Page text entries
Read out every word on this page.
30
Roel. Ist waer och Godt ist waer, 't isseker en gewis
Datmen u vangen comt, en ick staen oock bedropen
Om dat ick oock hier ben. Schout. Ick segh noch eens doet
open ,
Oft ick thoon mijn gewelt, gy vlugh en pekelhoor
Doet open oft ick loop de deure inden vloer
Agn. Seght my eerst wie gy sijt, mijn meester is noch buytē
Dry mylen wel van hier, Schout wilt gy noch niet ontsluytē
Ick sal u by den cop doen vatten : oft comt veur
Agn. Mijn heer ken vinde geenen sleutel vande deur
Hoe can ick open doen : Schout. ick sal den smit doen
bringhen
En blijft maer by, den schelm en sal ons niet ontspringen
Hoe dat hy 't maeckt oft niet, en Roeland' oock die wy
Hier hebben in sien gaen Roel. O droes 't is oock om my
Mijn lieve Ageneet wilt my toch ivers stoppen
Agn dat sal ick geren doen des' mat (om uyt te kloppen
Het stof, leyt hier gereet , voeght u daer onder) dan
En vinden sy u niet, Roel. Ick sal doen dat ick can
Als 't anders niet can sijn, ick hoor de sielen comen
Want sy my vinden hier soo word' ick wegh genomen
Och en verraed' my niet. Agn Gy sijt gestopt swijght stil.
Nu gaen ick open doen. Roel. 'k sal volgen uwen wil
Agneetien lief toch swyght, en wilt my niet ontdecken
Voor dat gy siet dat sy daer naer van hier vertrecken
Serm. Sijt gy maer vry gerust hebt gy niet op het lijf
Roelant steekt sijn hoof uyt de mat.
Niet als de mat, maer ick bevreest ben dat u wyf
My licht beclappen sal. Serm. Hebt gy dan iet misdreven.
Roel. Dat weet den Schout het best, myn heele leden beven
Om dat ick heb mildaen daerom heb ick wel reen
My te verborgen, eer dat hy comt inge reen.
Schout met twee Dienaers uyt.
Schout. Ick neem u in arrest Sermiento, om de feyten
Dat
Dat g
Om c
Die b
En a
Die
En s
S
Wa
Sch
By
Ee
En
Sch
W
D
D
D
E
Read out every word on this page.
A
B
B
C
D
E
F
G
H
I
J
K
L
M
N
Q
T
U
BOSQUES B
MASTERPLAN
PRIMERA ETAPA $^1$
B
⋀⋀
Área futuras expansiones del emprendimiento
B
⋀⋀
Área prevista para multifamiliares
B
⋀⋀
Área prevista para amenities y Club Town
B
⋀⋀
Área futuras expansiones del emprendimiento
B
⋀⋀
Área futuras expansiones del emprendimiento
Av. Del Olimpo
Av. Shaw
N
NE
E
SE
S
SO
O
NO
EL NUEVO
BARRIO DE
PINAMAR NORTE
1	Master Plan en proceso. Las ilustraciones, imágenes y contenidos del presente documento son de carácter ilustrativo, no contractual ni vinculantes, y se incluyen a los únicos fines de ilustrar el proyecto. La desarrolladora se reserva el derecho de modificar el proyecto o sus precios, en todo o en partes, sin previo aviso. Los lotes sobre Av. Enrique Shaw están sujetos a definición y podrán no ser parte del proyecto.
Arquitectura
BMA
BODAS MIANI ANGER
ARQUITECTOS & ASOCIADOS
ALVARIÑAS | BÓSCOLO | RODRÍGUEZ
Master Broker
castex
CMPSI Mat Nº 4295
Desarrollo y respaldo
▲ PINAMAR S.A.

TASK DIRECTIONS>
Would you write out the data exactly as it reads?

ANSWER SECTION>
Read out every word on this page.
30
Roel. Ist waer och Godt ist waer, 't isseker en gewis
Datmen u vangen comt, en ick staen oock bedropen
Om dat ick oock hier ben. Schout. Ick segh noch eens doet
open ,
Oft ick thoon mijn gewelt, gy vlugh en pekelhoor
Doet open oft ick loop de deure inden vloer
Agn. Seght my eerst wie gy sijt, mijn meester is noch buytē
Dry mylen wel van hier, Schout wilt gy noch niet ontsluytē
Ick sal u by den cop doen vatten : oft comt veur
Agn. Mijn heer ken vinde geenen sleutel vande deur
Hoe can ick open doen : Schout. ick sal den smit doen
bringhen
En blijft maer by, den schelm en sal ons niet ontspringen
Hoe dat hy 't maeckt oft niet, en Roeland' oock die wy
Hier hebben in sien gaen Roel. O droes 't is oock om my
Mijn lieve Ageneet wilt my toch ivers stoppen
Agn dat sal ick geren doen des' mat (om uyt te kloppen
Het stof, leyt hier gereet , voeght u daer onder) dan
En vinden sy u niet, Roel. Ick sal doen dat ick can
Als 't anders niet can sijn, ick hoor de sielen comen
Want sy my vinden hier soo word' ick wegh genomen
Och en verraed' my niet. Agn Gy sijt gestopt swijght stil.
Nu gaen ick open doen. Roel. 'k sal volgen uwen wil
Agneetien lief toch swyght, en wilt my niet ontdecken
Voor dat gy siet dat sy daer naer van hier vertrecken
Serm. Sijt gy maer vry gerust hebt gy niet op het lijf
Roelant steekt sijn hoof uyt de mat.
Niet als de mat, maer ick bevreest ben dat u wyf
My licht beclappen sal. Serm. Hebt gy dan iet misdreven.
Roel. Dat weet den Schout het best, myn heele leden beven
Om dat ick heb mildaen daerom heb ick wel reen
My te verborgen, eer dat hy comt inge reen.
Schout met twee Dienaers uyt.
Schout. Ick neem u in arrest Sermiento, om de feyten
Dat
Dat g
Om c
Die b
En a
Die
En s
S
Wa
Sch
By
Ee
En
Sch
W
D
D
D
E
Read out every word on this page.
A
B
B
C
D
E
F
G
H
I
J
K
L
M
N
Q
T
U
BOSQUES B
MASTERPLAN
PRIMERA ETAPA $^1$
B
⋀⋀
Área futuras expansiones del emprendimiento
B
⋀⋀
Área prevista para multifamiliares
B
⋀⋀
Área prevista para amenities y Club Town
B
⋀⋀
Área futuras expansiones del emprendimiento
B
⋀⋀
Área futuras expansiones del emprendimiento
Av. Del Olimpo
Av. Shaw
N
NE
E
SE
S
SO
O
NO
EL NUEVO
BARRIO DE
PINAMAR NORTE
1	Master Plan en proceso. Las ilustraciones, imágenes y contenidos del presente documento son de carácter ilustrativo, no contractual ni vinculantes, y se incluyen a los únicos fines de ilustrar el proyecto. La desarrolladora se reserva el derecho de modificar el proyecto o sus precios, en todo o en partes, sin previo aviso. Los lotes sobre Av. Enrique Shaw están sujetos a definición y podrán no ser parte del proyecto.
Arquitectura
BMA
BODAS MIANI ANGER
ARQUITECTOS & ASOCIADOS
ALVARIÑAS | BÓSCOLO | RODRÍGUEZ
Master Broker
castex
CMPSI Mat Nº 4295
Desarrollo y respaldo
▲ PINAMAR S.A.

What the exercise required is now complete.